• [PROBLEM TO SOLVE] Without the pictures, set down the records below word for word.
******************************
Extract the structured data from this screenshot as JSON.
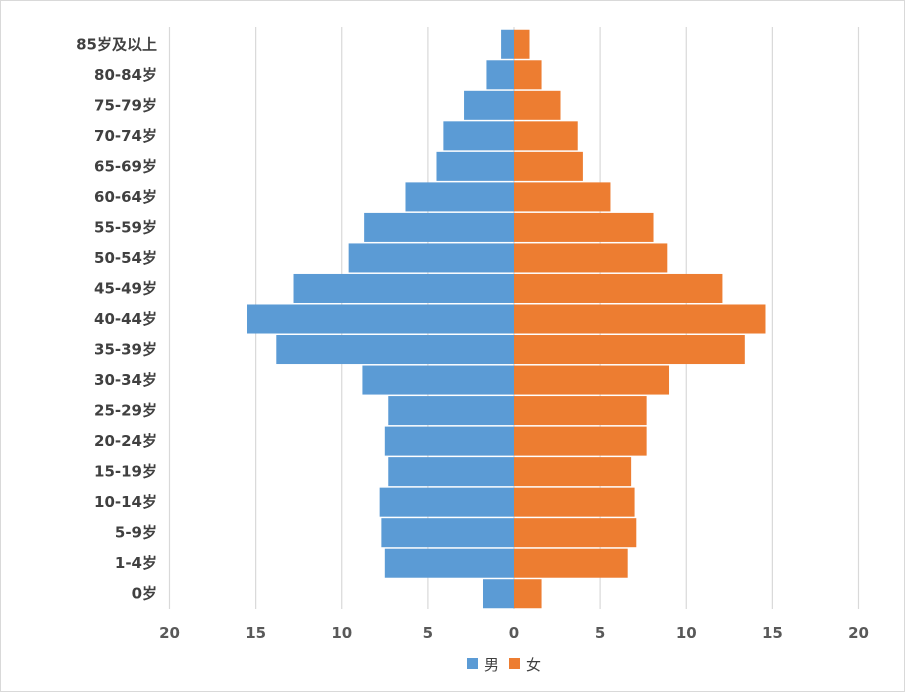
{
  "chart_data": {
    "type": "bar",
    "orientation": "horizontal",
    "layout": "population-pyramid",
    "categories": [
      "85岁及以上",
      "80-84岁",
      "75-79岁",
      "70-74岁",
      "65-69岁",
      "60-64岁",
      "55-59岁",
      "50-54岁",
      "45-49岁",
      "40-44岁",
      "35-39岁",
      "30-34岁",
      "25-29岁",
      "20-24岁",
      "15-19岁",
      "10-14岁",
      "5-9岁",
      "1-4岁",
      "0岁"
    ],
    "series": [
      {
        "name": "男",
        "color": "#5b9bd5",
        "side": "left",
        "values": [
          0.75,
          1.6,
          2.9,
          4.1,
          4.5,
          6.3,
          8.7,
          9.6,
          12.8,
          15.5,
          13.8,
          8.8,
          7.3,
          7.5,
          7.3,
          7.8,
          7.7,
          7.5,
          1.8
        ]
      },
      {
        "name": "女",
        "color": "#ed7d31",
        "side": "right",
        "values": [
          0.9,
          1.6,
          2.7,
          3.7,
          4.0,
          5.6,
          8.1,
          8.9,
          12.1,
          14.6,
          13.4,
          9.0,
          7.7,
          7.7,
          6.8,
          7.0,
          7.1,
          6.6,
          1.6
        ]
      }
    ],
    "x_ticks": [
      "20",
      "15",
      "10",
      "5",
      "0",
      "5",
      "10",
      "15",
      "20"
    ],
    "xlim": [
      -20,
      20
    ],
    "grid": "vertical",
    "legend": "bottom-center"
  }
}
******************************
• [TASK OUTPUT]
Extract the structured data from this screenshot as JSON.
{
  "chart_data": {
    "type": "bar",
    "orientation": "horizontal",
    "layout": "population-pyramid",
    "categories": [
      "85岁及以上",
      "80-84岁",
      "75-79岁",
      "70-74岁",
      "65-69岁",
      "60-64岁",
      "55-59岁",
      "50-54岁",
      "45-49岁",
      "40-44岁",
      "35-39岁",
      "30-34岁",
      "25-29岁",
      "20-24岁",
      "15-19岁",
      "10-14岁",
      "5-9岁",
      "1-4岁",
      "0岁"
    ],
    "series": [
      {
        "name": "男",
        "color": "#5b9bd5",
        "side": "left",
        "values": [
          0.75,
          1.6,
          2.9,
          4.1,
          4.5,
          6.3,
          8.7,
          9.6,
          12.8,
          15.5,
          13.8,
          8.8,
          7.3,
          7.5,
          7.3,
          7.8,
          7.7,
          7.5,
          1.8
        ]
      },
      {
        "name": "女",
        "color": "#ed7d31",
        "side": "right",
        "values": [
          0.9,
          1.6,
          2.7,
          3.7,
          4.0,
          5.6,
          8.1,
          8.9,
          12.1,
          14.6,
          13.4,
          9.0,
          7.7,
          7.7,
          6.8,
          7.0,
          7.1,
          6.6,
          1.6
        ]
      }
    ],
    "x_ticks": [
      "20",
      "15",
      "10",
      "5",
      "0",
      "5",
      "10",
      "15",
      "20"
    ],
    "xlim": [
      -20,
      20
    ],
    "grid": "vertical",
    "legend": "bottom-center"
  }
}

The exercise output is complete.